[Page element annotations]
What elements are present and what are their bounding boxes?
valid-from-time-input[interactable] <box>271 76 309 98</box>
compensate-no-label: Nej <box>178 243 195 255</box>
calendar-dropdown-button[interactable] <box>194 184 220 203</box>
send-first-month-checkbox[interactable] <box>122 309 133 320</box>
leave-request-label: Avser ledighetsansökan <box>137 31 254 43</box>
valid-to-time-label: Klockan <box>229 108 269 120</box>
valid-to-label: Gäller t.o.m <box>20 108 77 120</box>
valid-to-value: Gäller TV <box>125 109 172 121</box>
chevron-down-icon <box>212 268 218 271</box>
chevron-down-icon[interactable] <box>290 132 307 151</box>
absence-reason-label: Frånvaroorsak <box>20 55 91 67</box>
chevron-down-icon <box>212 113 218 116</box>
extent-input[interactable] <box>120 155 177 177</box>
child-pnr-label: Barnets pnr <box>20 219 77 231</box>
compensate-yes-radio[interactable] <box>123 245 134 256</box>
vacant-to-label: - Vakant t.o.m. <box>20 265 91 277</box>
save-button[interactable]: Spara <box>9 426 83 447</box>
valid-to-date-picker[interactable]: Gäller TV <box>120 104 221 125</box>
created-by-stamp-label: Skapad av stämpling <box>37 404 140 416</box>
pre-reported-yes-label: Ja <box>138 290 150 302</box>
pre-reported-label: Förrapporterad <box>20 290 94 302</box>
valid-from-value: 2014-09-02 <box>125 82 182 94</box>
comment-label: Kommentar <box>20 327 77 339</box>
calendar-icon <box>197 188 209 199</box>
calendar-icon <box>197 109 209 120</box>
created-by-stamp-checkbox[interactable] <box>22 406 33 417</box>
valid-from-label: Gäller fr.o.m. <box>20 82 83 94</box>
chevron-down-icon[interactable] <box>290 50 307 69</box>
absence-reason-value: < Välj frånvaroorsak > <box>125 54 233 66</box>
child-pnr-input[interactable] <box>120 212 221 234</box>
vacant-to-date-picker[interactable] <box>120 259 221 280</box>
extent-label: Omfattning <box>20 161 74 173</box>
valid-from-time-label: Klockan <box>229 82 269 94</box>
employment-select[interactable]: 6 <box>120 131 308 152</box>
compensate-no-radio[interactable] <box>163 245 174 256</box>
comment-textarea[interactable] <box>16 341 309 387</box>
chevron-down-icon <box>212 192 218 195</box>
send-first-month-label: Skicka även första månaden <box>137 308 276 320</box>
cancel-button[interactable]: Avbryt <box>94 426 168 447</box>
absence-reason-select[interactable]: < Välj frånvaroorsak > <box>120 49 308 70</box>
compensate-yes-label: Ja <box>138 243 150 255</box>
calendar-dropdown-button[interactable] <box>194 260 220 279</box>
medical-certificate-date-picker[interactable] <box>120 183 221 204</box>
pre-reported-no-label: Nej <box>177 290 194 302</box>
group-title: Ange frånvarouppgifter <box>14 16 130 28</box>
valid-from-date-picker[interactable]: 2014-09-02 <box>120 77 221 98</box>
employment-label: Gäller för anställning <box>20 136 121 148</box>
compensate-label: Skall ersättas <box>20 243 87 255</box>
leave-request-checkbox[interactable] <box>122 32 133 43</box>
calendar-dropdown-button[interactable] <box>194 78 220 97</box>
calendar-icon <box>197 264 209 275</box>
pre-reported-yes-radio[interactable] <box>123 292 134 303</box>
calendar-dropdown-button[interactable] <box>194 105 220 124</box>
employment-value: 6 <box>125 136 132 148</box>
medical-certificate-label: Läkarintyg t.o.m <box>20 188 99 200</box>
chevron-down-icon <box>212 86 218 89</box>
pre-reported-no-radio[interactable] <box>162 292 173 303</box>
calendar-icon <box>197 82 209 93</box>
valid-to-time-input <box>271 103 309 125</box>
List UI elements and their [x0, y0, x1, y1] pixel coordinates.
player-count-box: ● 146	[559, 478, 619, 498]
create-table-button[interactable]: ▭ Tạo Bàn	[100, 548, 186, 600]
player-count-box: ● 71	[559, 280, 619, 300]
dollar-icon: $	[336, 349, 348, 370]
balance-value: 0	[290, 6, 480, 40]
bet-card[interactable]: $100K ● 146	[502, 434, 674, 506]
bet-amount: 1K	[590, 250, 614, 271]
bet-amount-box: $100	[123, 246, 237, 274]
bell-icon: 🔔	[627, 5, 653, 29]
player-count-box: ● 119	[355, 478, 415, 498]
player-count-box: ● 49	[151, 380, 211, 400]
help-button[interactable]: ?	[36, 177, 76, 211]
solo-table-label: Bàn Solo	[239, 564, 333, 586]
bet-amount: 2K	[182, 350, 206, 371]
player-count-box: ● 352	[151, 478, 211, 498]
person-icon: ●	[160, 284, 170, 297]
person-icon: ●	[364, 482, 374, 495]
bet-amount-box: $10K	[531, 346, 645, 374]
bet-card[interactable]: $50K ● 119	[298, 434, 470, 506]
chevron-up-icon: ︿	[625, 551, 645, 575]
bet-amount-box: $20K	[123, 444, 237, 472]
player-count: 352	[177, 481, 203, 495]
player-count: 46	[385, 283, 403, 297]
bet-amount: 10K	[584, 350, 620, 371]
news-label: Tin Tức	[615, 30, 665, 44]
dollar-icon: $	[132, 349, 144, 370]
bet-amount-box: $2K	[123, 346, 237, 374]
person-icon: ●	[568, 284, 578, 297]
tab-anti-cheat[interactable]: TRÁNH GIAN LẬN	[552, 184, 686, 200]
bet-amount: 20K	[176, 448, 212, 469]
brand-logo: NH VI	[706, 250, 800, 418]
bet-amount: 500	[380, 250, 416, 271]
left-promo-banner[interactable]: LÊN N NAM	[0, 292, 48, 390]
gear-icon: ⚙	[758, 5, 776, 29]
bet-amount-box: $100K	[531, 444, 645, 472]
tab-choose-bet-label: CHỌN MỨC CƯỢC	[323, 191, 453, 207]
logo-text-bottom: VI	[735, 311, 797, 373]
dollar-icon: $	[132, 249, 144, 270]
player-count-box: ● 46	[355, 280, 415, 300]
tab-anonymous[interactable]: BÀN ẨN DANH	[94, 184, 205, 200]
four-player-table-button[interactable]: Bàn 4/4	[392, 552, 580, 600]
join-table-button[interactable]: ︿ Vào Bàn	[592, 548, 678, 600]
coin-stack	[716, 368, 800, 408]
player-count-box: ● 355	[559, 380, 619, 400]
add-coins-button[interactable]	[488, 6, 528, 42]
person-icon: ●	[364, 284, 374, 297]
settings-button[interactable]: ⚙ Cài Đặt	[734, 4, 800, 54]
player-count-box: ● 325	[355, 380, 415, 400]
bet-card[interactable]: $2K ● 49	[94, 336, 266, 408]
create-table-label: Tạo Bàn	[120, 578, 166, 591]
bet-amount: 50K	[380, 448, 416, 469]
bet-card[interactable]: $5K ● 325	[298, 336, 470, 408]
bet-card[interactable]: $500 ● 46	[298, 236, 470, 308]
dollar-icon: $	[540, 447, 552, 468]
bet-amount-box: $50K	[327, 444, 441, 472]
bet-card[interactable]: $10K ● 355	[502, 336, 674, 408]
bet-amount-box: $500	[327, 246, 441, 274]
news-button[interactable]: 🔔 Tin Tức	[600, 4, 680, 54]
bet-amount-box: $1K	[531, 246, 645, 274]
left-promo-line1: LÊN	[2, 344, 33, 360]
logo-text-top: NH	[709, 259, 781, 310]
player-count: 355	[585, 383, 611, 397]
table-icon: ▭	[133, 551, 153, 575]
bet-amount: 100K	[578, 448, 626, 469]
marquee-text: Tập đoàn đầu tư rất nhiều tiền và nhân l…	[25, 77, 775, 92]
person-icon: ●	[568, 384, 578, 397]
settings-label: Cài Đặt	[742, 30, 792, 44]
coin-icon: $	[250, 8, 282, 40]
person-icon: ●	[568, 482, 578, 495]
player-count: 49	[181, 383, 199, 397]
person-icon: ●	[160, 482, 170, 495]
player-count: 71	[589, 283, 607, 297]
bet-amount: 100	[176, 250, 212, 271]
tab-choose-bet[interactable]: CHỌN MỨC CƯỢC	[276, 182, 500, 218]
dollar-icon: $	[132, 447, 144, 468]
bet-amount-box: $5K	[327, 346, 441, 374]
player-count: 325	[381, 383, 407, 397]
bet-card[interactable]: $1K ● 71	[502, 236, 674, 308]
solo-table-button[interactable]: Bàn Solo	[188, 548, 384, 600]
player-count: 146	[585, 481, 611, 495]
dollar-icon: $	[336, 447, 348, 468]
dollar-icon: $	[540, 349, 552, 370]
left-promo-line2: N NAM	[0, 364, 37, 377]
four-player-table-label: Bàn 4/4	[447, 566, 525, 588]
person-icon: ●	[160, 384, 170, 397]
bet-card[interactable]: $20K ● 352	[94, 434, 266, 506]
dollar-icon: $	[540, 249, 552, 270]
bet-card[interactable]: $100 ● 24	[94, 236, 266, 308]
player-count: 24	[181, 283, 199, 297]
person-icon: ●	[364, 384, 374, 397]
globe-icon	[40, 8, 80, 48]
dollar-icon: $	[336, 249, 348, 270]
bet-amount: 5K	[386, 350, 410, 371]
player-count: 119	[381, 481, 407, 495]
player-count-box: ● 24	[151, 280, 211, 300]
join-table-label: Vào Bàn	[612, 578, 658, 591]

■ EXERCISE BRIEF ■
Pull out every line of the entries above that contains the string "news".

■ TASK RESPONSE ■
news-label: Tin Tức	[615, 30, 665, 44]
news-button[interactable]: 🔔 Tin Tức	[600, 4, 680, 54]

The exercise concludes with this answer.